Figure contents as structured data:
# # # # # # #

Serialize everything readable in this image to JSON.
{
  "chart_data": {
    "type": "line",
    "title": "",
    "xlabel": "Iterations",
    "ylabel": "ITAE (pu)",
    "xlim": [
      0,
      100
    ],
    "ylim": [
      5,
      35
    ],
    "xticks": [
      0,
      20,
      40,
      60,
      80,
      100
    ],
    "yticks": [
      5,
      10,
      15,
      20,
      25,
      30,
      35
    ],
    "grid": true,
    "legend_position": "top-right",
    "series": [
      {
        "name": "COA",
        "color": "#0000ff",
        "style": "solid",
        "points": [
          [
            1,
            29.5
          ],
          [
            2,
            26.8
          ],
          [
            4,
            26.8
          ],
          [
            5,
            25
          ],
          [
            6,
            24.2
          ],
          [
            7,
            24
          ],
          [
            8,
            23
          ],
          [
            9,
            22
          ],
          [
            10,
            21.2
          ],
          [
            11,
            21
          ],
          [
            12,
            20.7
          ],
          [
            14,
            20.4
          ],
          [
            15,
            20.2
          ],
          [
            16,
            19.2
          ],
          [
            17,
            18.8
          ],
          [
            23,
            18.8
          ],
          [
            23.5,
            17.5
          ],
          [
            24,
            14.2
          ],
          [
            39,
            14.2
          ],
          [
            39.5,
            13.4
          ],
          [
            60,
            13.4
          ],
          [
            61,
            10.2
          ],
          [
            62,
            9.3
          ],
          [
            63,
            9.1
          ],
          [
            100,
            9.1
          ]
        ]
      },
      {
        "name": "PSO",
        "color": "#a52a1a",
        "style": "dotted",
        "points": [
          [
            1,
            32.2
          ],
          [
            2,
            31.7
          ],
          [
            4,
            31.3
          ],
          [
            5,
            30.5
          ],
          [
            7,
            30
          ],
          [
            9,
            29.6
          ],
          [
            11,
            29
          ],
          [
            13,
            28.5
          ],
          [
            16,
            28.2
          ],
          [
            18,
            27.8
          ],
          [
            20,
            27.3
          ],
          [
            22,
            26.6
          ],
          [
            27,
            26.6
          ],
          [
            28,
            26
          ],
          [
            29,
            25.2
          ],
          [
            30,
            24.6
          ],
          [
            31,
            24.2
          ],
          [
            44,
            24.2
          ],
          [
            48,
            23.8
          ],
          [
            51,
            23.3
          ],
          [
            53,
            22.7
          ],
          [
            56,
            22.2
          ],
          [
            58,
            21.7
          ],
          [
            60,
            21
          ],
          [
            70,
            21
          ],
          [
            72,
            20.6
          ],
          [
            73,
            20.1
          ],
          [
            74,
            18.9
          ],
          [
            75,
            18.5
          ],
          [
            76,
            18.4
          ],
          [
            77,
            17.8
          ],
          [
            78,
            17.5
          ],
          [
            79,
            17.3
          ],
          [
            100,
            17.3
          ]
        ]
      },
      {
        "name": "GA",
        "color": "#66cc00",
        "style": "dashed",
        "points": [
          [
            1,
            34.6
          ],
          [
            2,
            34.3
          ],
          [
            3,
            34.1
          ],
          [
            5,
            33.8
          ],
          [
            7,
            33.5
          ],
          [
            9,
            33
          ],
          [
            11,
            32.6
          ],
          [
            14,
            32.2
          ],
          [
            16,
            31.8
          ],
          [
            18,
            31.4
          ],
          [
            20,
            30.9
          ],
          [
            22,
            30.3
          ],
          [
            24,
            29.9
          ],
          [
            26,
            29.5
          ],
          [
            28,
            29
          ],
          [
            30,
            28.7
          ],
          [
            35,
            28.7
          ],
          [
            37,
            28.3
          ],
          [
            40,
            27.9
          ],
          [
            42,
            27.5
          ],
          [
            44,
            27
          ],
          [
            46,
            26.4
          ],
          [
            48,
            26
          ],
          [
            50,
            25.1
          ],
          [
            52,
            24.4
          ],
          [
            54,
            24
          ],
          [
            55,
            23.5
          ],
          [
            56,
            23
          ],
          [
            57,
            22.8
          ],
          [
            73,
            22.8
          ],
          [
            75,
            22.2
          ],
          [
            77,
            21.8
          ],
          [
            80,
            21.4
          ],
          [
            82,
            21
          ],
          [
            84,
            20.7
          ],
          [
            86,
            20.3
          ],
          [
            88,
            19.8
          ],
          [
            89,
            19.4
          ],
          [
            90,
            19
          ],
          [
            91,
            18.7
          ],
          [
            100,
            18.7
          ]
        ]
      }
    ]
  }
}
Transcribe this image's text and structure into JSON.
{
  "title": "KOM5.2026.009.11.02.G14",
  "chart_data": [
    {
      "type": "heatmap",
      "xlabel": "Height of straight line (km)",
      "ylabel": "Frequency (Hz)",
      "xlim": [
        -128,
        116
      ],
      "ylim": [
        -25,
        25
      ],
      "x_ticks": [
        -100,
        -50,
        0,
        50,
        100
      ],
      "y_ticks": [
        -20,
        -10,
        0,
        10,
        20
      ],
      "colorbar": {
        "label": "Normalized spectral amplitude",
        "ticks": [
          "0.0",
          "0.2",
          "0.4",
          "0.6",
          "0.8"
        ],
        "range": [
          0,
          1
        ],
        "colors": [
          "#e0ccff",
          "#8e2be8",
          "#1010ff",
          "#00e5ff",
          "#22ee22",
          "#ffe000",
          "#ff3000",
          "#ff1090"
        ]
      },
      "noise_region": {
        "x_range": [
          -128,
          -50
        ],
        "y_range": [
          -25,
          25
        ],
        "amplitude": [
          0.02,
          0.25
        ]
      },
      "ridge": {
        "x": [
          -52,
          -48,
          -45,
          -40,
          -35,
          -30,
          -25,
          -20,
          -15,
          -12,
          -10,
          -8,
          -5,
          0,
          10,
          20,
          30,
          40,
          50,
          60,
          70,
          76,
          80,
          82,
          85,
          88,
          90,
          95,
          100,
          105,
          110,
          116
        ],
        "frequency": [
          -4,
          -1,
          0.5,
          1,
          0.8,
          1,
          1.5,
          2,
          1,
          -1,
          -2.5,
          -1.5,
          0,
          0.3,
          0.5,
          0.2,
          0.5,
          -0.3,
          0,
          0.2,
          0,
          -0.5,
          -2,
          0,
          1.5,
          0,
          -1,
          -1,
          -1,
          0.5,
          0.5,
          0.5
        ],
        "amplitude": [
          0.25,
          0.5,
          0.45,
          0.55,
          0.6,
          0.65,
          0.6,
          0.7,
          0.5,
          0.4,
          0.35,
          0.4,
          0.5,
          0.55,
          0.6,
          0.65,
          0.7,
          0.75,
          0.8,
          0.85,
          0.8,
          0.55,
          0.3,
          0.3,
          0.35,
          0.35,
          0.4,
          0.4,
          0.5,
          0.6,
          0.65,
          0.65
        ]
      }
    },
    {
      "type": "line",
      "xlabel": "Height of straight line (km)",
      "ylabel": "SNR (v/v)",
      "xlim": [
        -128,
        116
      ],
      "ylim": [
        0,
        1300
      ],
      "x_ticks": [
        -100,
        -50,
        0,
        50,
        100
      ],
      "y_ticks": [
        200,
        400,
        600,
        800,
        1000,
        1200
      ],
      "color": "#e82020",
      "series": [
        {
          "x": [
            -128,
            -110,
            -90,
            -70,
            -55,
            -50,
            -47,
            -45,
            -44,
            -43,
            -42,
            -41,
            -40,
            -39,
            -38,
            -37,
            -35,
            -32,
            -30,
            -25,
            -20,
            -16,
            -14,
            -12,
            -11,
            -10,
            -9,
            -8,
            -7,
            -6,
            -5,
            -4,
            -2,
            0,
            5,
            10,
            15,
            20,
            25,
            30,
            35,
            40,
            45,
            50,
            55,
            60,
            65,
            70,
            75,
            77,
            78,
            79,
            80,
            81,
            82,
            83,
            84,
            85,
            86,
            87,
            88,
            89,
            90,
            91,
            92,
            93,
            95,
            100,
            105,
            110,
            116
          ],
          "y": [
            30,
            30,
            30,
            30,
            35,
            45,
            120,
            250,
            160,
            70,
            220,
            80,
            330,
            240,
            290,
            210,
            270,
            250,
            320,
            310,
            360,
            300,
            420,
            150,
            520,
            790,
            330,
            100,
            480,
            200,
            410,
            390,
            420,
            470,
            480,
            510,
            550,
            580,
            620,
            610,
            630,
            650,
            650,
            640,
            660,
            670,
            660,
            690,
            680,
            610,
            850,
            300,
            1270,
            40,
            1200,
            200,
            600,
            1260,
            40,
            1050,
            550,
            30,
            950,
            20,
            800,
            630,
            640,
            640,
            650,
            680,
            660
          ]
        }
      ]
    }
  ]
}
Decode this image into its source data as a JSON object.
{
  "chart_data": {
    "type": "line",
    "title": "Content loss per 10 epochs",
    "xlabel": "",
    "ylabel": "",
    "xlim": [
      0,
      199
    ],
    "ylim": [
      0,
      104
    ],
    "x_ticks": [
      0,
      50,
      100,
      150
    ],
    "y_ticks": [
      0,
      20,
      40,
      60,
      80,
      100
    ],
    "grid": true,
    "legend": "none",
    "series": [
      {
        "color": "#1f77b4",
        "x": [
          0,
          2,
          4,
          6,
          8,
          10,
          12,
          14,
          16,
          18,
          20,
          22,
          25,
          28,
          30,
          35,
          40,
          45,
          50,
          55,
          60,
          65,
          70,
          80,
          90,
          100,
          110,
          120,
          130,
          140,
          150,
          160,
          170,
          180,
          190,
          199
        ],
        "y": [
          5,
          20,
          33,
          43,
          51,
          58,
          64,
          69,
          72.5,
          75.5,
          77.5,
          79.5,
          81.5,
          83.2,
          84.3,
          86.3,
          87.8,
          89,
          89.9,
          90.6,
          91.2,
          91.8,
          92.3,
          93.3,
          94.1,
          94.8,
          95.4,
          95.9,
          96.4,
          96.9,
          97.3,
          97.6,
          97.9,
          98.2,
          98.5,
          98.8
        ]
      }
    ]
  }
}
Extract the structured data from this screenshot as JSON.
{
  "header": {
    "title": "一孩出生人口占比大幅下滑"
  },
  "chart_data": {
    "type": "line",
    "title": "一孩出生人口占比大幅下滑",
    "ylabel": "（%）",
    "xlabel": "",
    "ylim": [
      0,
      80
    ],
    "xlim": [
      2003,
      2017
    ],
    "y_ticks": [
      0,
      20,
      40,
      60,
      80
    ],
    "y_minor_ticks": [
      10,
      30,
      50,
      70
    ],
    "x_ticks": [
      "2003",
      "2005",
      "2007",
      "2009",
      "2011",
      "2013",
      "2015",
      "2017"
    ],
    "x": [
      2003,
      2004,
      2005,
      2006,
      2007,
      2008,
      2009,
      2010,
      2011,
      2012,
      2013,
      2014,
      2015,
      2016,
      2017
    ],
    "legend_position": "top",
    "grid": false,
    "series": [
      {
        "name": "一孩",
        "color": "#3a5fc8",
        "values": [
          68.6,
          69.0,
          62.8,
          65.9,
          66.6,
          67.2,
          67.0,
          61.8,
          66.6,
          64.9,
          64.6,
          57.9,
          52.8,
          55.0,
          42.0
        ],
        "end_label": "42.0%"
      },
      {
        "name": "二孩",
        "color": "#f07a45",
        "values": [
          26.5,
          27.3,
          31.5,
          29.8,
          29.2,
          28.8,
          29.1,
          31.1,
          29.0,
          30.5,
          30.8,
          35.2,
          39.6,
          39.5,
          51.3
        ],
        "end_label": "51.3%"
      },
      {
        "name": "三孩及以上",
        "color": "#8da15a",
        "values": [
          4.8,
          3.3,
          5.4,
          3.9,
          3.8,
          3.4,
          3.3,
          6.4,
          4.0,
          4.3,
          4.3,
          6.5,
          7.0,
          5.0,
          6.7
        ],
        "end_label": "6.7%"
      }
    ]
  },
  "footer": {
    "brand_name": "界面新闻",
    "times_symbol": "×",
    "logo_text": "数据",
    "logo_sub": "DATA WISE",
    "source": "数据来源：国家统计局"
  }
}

# # # # # # #

Written task
Using the records above, copy each line that contains "一孩出生人口占比大幅下滑".

Complete response
    "title": "一孩出生人口占比大幅下滑"
    "title": "一孩出生人口占比大幅下滑",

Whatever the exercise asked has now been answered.